→ Instructions to follow
Below are some entries. Work out how many of their lines hold the word "JSON", and write that number alone.

→ Input records
------------------------------------------------
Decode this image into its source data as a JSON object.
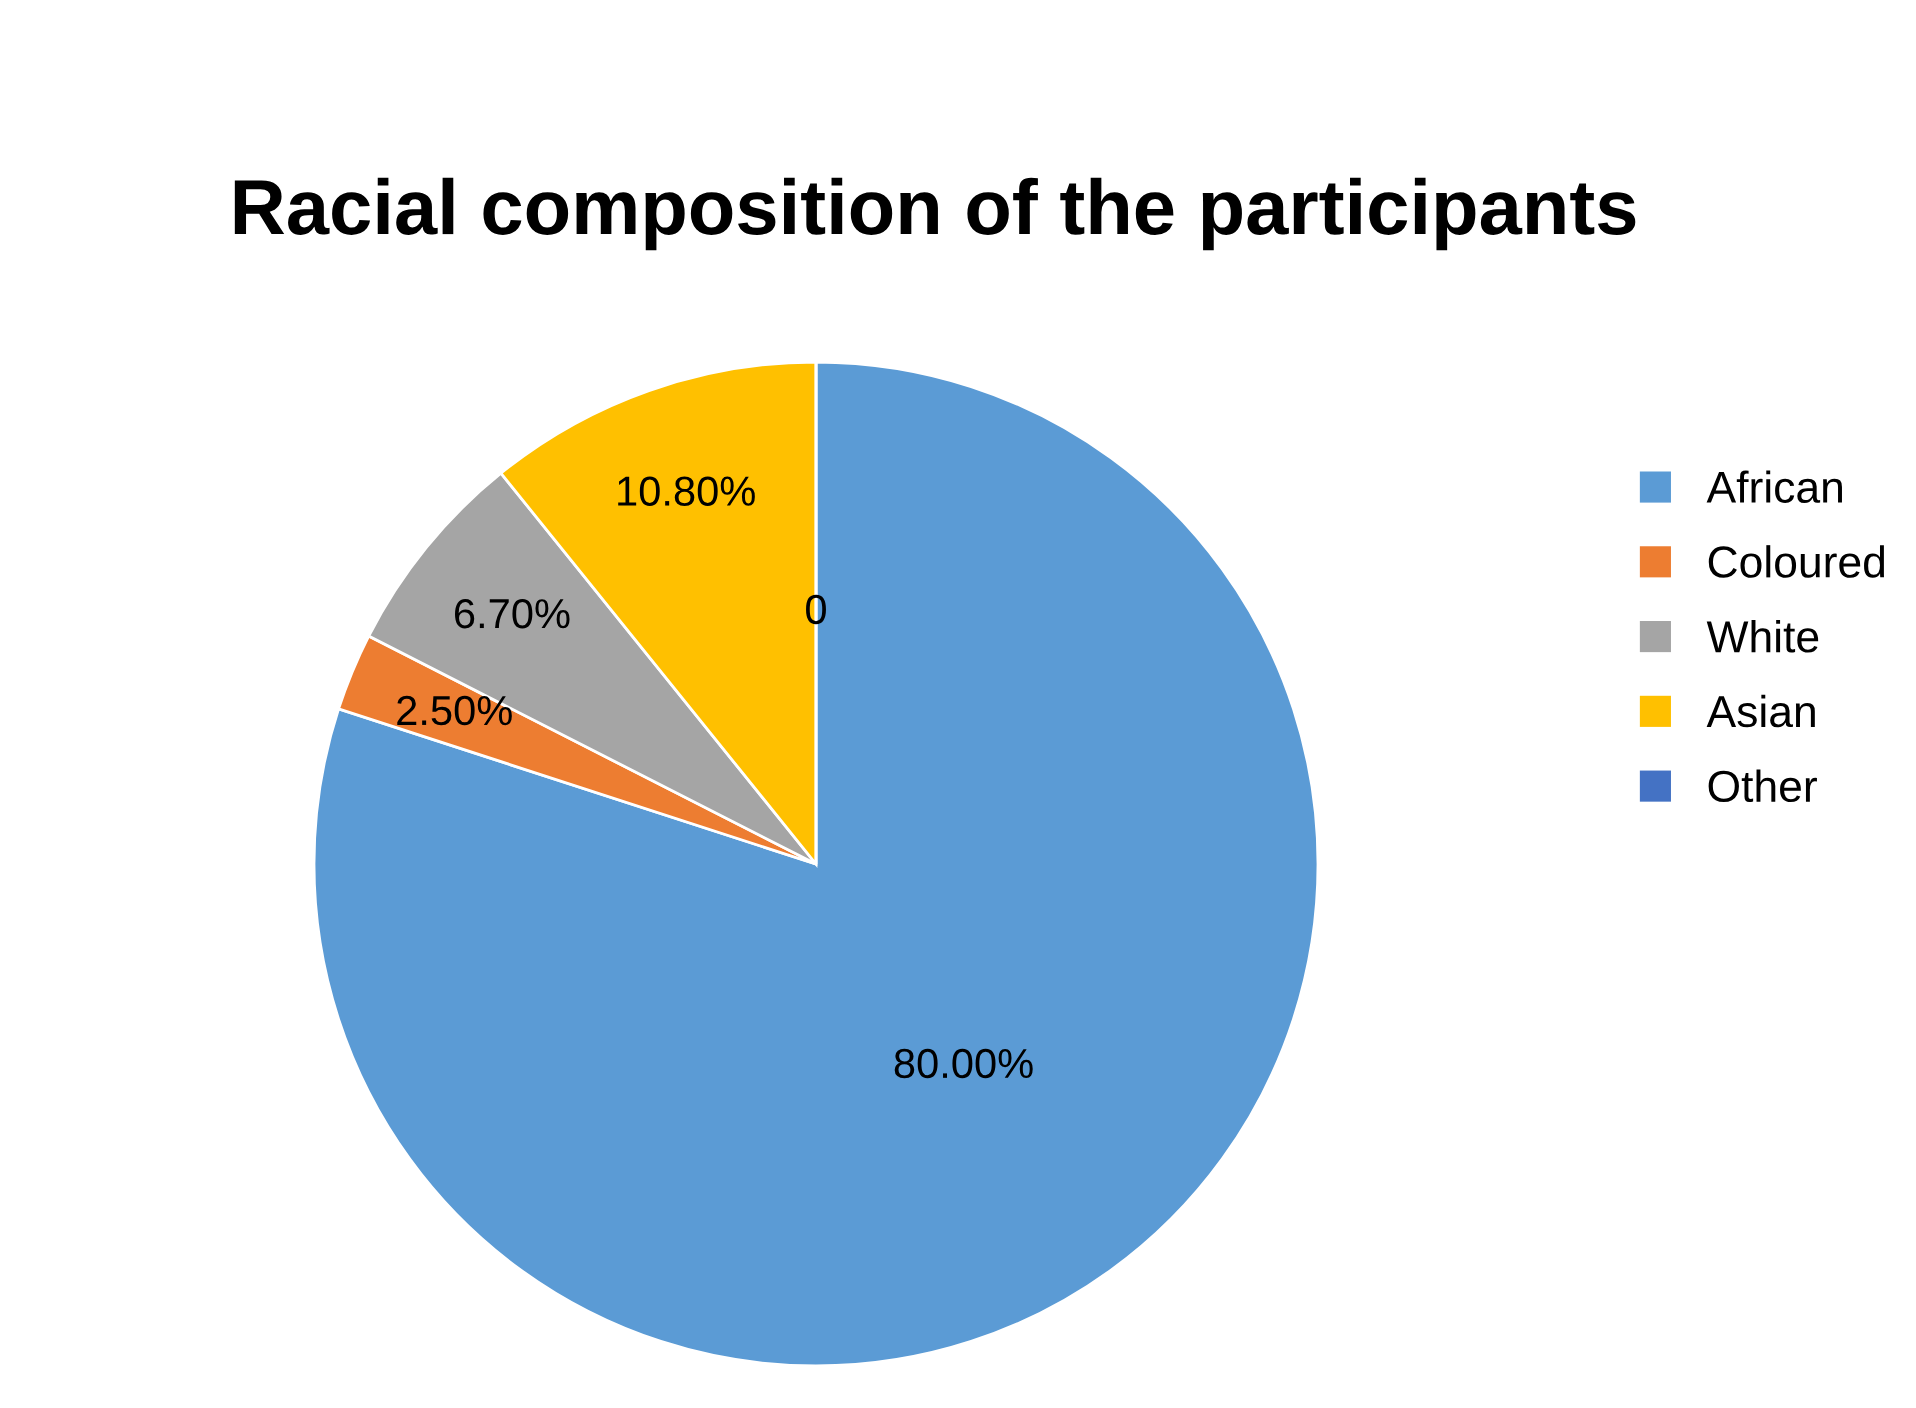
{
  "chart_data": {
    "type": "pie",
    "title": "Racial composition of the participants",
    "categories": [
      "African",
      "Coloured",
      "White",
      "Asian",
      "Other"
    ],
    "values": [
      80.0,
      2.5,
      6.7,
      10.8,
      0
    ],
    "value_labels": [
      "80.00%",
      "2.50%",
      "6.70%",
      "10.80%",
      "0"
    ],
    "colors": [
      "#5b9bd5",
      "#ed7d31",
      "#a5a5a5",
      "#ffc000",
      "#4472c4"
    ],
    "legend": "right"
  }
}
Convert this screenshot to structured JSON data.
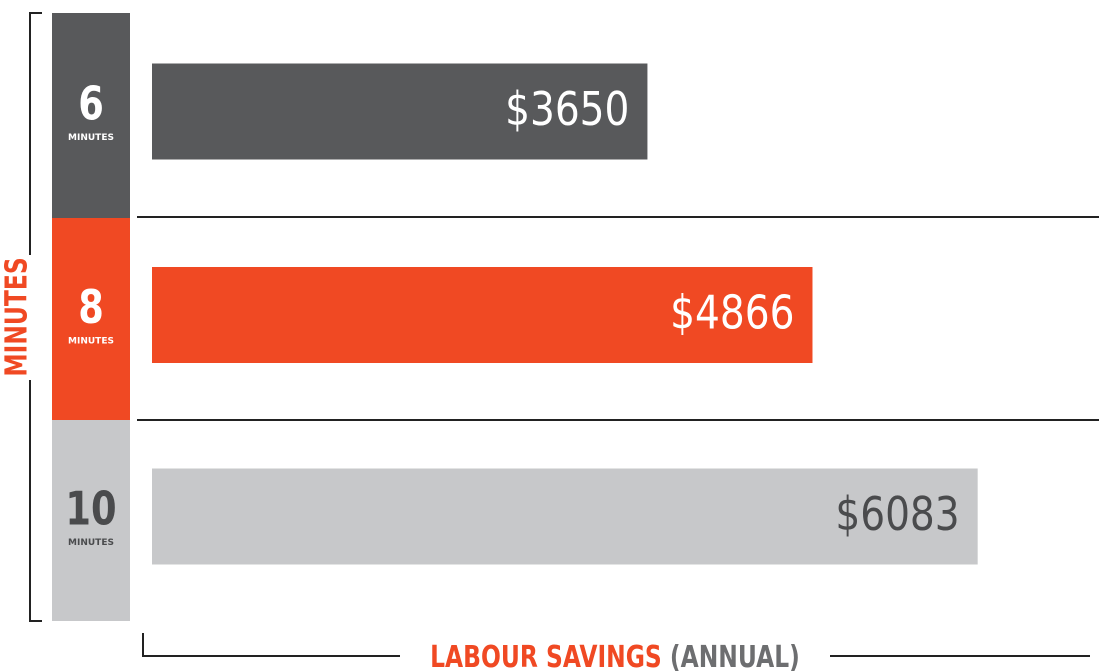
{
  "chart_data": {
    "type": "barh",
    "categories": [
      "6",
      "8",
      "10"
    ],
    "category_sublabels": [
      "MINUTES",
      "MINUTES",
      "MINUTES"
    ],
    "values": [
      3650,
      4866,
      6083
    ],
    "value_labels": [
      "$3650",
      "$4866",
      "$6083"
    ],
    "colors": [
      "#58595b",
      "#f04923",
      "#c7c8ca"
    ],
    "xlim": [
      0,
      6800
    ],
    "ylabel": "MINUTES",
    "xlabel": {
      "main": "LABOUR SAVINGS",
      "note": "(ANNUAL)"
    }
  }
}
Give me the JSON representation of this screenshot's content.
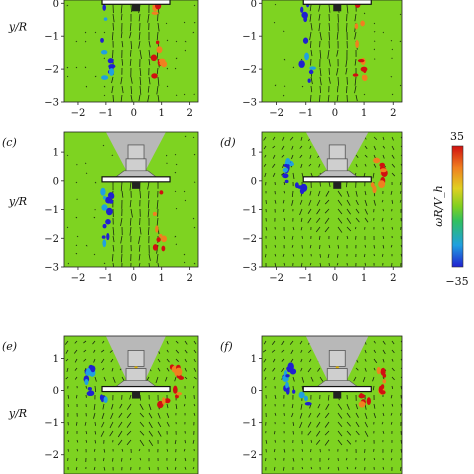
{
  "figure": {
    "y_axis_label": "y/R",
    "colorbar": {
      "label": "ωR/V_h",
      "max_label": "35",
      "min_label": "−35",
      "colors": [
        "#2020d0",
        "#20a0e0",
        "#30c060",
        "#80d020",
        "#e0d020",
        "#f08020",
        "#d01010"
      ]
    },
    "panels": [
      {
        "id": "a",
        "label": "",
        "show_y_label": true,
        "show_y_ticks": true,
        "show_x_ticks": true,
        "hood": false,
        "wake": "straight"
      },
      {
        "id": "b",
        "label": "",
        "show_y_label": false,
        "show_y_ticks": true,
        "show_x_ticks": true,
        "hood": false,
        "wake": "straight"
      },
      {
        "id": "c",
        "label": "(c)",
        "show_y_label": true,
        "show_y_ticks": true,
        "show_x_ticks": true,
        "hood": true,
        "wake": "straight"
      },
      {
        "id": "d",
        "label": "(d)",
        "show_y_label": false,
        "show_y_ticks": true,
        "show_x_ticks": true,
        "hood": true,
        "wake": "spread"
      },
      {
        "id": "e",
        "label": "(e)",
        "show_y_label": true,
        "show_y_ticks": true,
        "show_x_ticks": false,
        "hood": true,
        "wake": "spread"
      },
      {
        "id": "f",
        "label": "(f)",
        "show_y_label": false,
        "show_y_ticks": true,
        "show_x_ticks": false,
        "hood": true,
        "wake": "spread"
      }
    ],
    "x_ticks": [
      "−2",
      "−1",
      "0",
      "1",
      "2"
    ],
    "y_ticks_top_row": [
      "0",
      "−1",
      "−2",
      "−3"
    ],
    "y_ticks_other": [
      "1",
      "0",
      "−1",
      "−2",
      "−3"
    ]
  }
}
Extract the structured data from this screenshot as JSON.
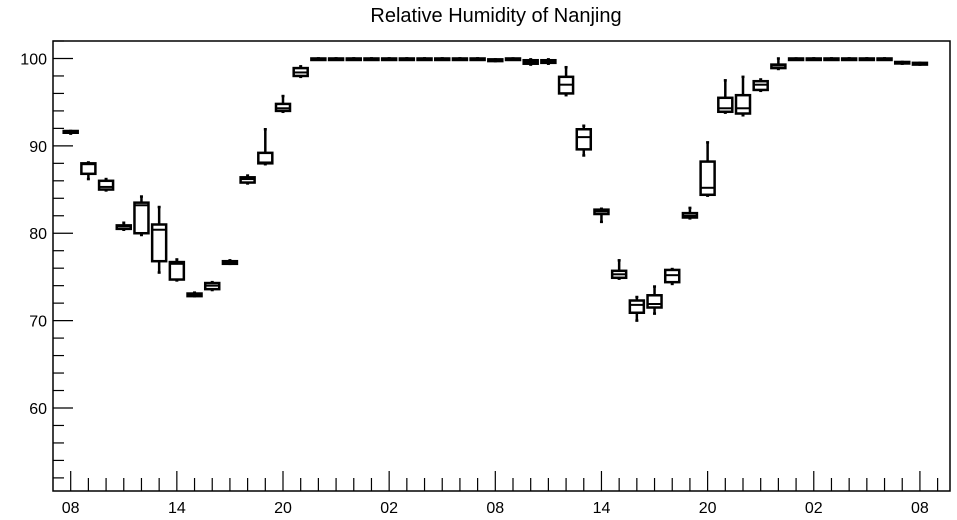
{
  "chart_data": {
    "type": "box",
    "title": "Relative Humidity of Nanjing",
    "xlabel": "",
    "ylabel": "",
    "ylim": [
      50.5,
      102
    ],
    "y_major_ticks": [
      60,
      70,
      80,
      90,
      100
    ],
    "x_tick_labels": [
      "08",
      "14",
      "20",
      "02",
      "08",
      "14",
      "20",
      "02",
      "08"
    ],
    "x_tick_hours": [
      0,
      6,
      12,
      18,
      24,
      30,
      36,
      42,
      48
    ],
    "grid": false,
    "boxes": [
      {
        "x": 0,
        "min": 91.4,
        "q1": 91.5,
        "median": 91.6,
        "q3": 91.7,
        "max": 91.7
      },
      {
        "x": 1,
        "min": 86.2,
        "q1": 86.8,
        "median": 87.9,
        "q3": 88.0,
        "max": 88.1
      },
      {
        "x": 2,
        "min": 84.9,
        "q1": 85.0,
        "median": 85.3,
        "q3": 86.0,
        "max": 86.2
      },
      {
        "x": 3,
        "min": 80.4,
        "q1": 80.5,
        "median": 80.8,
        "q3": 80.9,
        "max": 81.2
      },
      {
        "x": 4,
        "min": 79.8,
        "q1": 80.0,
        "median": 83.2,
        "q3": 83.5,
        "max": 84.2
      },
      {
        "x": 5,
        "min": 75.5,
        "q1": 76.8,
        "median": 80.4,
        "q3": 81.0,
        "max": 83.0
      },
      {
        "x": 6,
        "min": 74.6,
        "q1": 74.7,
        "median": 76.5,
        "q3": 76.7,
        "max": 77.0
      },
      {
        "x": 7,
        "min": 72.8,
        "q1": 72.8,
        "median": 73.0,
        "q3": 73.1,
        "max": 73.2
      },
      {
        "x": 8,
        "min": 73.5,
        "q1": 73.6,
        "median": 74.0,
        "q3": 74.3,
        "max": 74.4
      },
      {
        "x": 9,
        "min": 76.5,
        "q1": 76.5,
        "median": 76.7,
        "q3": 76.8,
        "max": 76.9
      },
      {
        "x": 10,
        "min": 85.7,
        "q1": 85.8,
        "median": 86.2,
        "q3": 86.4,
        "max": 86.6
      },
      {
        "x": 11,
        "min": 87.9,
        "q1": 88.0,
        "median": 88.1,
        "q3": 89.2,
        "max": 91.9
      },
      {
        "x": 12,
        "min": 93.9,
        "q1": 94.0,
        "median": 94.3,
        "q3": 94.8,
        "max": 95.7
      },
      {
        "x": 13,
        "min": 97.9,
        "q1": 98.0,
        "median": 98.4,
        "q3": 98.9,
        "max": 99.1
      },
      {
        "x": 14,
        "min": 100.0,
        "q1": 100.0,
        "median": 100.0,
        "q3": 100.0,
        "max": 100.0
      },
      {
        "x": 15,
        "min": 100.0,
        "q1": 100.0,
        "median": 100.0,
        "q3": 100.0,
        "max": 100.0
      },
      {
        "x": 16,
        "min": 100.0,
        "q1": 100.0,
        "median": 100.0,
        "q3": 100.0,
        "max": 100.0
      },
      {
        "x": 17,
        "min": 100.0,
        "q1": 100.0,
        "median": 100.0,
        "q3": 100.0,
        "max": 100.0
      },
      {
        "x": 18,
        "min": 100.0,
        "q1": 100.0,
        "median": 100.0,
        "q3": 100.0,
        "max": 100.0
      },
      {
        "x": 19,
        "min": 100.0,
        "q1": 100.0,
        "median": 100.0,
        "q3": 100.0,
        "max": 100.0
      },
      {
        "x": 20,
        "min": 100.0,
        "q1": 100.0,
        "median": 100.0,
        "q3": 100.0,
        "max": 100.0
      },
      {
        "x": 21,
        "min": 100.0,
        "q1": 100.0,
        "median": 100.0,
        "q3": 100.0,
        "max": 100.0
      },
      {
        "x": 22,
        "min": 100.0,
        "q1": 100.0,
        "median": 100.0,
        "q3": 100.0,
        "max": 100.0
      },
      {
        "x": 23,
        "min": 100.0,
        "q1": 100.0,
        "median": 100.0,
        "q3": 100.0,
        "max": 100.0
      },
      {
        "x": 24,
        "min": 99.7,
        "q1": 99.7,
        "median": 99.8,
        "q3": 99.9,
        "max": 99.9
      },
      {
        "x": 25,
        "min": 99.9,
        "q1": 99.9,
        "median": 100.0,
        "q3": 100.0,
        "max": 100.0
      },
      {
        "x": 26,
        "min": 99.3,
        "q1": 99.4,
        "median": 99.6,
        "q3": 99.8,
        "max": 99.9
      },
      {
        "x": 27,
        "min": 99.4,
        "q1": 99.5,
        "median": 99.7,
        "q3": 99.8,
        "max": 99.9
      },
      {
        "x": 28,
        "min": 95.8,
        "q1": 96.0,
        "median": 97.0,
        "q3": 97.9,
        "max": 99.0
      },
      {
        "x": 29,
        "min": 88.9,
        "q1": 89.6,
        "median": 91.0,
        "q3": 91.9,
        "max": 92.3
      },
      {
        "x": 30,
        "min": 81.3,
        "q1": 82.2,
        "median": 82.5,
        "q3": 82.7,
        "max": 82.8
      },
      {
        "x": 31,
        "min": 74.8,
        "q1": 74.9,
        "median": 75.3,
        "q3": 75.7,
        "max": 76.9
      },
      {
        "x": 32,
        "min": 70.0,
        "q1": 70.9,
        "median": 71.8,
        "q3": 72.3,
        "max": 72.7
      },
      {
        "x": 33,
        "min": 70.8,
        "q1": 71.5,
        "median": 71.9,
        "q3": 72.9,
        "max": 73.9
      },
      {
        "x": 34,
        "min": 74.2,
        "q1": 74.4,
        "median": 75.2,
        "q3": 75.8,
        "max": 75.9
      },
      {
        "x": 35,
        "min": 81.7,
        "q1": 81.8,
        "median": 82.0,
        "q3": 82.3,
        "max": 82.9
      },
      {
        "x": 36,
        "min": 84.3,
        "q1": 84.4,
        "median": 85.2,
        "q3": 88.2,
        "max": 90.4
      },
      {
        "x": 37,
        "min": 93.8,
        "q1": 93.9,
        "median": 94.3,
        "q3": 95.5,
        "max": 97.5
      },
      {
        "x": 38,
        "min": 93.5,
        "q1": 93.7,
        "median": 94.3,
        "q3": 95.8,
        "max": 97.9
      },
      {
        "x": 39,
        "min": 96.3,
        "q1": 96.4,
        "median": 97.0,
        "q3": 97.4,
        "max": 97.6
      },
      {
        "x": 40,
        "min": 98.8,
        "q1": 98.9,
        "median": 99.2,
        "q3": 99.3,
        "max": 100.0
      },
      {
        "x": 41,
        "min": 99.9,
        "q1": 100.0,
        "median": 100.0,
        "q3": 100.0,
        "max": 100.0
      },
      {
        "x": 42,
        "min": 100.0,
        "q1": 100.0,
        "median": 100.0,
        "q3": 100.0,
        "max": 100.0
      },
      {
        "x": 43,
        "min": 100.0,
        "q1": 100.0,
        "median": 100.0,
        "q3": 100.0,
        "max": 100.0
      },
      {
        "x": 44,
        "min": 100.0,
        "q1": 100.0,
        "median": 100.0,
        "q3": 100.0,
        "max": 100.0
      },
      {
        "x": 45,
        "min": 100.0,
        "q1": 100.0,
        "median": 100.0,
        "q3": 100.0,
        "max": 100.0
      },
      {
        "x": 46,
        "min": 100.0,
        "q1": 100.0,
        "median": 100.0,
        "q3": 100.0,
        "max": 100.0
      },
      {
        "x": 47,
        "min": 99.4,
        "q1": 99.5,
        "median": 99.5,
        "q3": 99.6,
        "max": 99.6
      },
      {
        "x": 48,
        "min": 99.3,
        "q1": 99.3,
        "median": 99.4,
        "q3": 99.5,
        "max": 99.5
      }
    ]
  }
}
------------------------------------------------
→ Result of the task
4